Search the data below for the string "file". Extract every line that contains it.

#####

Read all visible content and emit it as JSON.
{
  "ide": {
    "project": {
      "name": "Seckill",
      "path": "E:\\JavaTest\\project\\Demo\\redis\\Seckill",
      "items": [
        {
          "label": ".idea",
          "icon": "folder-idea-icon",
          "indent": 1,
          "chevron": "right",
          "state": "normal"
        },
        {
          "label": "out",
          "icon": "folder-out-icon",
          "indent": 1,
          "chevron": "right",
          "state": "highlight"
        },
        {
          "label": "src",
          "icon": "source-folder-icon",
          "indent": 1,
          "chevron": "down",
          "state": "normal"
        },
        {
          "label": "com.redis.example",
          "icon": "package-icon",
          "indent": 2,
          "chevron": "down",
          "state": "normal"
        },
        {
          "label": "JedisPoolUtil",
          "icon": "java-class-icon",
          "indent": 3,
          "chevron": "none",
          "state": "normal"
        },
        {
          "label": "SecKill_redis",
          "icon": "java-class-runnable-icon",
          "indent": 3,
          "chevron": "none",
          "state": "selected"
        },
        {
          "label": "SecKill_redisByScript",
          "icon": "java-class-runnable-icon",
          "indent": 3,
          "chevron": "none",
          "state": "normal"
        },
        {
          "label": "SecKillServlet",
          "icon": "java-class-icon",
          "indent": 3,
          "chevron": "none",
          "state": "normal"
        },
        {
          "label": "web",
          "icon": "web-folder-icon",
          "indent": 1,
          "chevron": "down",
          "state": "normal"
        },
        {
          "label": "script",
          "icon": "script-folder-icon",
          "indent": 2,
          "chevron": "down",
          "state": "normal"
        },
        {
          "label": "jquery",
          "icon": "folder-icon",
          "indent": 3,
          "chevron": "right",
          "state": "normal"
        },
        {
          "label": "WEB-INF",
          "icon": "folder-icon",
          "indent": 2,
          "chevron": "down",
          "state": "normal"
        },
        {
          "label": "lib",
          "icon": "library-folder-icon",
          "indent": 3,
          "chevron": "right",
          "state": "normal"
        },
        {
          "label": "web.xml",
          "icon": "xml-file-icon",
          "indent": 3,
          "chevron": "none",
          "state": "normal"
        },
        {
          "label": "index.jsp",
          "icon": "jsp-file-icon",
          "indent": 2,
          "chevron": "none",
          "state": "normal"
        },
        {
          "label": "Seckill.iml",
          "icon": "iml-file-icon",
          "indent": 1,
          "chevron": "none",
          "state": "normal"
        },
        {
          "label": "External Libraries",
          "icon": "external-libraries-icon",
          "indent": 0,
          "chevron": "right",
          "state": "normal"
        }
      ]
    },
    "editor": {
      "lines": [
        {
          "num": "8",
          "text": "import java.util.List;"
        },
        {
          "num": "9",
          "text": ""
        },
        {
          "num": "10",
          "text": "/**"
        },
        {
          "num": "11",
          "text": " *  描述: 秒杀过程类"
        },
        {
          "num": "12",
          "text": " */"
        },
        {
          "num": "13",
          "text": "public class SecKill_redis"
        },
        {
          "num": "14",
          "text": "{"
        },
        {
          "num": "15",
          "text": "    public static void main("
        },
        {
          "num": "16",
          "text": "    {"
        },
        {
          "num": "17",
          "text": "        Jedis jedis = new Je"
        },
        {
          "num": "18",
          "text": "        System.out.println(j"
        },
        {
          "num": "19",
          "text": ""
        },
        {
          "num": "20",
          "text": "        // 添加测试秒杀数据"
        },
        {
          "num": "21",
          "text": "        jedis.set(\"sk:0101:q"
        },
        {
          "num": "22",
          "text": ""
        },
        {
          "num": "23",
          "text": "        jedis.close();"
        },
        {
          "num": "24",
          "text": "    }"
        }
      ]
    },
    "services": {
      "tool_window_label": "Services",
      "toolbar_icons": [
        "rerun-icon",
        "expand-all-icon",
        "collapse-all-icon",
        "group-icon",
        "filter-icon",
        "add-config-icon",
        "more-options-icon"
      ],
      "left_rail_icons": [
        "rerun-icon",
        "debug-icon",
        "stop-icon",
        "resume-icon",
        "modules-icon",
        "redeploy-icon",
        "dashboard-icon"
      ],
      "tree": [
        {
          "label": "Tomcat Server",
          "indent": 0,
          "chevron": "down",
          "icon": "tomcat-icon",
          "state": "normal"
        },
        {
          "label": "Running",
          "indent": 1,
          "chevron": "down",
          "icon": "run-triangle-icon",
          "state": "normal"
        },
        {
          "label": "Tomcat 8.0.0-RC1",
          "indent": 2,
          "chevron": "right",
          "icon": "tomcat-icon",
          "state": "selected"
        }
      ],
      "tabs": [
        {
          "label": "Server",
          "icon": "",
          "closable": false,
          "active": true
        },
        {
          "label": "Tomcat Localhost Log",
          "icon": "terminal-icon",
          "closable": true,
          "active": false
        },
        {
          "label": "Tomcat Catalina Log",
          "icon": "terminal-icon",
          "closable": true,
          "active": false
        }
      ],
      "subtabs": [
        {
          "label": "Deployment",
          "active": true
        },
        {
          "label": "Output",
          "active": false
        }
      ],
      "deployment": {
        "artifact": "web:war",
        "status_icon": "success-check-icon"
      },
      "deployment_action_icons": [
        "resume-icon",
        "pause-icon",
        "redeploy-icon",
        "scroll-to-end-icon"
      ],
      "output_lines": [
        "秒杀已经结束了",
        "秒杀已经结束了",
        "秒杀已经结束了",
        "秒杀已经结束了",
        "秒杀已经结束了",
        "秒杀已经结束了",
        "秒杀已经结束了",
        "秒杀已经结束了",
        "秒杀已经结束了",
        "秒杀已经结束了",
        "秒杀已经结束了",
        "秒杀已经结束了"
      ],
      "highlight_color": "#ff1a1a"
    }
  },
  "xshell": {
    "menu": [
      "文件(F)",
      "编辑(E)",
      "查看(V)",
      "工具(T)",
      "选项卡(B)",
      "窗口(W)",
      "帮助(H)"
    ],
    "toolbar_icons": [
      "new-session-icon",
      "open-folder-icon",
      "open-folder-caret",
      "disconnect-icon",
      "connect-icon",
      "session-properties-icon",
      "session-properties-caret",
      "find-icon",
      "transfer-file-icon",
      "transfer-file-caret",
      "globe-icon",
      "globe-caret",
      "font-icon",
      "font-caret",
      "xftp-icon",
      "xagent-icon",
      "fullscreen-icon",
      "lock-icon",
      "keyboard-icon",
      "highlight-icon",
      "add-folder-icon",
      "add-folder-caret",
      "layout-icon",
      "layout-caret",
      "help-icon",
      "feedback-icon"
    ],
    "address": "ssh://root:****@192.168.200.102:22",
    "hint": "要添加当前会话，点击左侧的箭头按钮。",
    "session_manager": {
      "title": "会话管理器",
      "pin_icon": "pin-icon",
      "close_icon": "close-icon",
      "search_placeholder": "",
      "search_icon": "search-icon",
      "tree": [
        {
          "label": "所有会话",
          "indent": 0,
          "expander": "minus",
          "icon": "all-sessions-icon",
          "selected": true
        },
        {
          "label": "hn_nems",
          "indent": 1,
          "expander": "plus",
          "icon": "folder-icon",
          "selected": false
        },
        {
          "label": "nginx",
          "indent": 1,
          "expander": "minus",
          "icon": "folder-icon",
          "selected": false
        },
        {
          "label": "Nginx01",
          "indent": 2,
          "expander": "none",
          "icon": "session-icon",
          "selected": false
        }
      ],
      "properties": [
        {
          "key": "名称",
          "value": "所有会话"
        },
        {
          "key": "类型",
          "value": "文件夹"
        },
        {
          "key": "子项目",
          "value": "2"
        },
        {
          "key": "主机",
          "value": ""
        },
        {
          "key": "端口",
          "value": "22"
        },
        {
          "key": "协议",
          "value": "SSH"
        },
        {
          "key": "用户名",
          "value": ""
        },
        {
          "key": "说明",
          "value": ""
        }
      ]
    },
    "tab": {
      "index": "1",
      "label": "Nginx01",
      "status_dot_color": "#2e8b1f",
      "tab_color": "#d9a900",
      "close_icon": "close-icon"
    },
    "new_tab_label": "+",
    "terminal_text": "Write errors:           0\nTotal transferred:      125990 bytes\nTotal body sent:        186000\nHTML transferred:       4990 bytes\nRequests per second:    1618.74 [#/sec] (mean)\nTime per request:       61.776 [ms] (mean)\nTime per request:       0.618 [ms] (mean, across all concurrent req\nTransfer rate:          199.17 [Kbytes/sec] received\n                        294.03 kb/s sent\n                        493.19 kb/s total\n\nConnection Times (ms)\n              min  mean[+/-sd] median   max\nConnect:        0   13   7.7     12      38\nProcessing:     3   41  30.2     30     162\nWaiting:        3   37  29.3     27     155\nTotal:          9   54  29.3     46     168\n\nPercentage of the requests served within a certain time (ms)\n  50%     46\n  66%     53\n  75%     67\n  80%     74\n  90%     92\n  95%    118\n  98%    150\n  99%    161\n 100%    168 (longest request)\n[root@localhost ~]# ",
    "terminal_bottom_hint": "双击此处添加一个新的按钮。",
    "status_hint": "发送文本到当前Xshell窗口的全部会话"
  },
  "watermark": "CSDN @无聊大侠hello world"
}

#####

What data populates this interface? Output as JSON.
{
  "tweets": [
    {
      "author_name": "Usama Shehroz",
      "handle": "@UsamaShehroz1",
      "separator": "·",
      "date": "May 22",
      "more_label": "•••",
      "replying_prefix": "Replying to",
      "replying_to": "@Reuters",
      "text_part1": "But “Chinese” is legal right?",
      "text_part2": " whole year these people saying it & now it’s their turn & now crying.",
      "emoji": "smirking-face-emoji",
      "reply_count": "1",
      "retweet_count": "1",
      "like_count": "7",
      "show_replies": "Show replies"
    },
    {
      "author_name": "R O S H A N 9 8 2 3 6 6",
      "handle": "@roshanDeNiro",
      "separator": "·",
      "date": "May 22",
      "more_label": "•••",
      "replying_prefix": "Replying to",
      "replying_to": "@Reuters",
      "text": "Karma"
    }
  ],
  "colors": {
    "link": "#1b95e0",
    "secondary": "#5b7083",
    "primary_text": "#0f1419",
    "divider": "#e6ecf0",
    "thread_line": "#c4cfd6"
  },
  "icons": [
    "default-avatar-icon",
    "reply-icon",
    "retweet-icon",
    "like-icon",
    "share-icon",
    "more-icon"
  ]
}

#####

Written answer.
          "icon": "xml-file-icon",
          "icon": "jsp-file-icon",
          "icon": "iml-file-icon",
      "transfer-file-icon",
      "transfer-file-caret",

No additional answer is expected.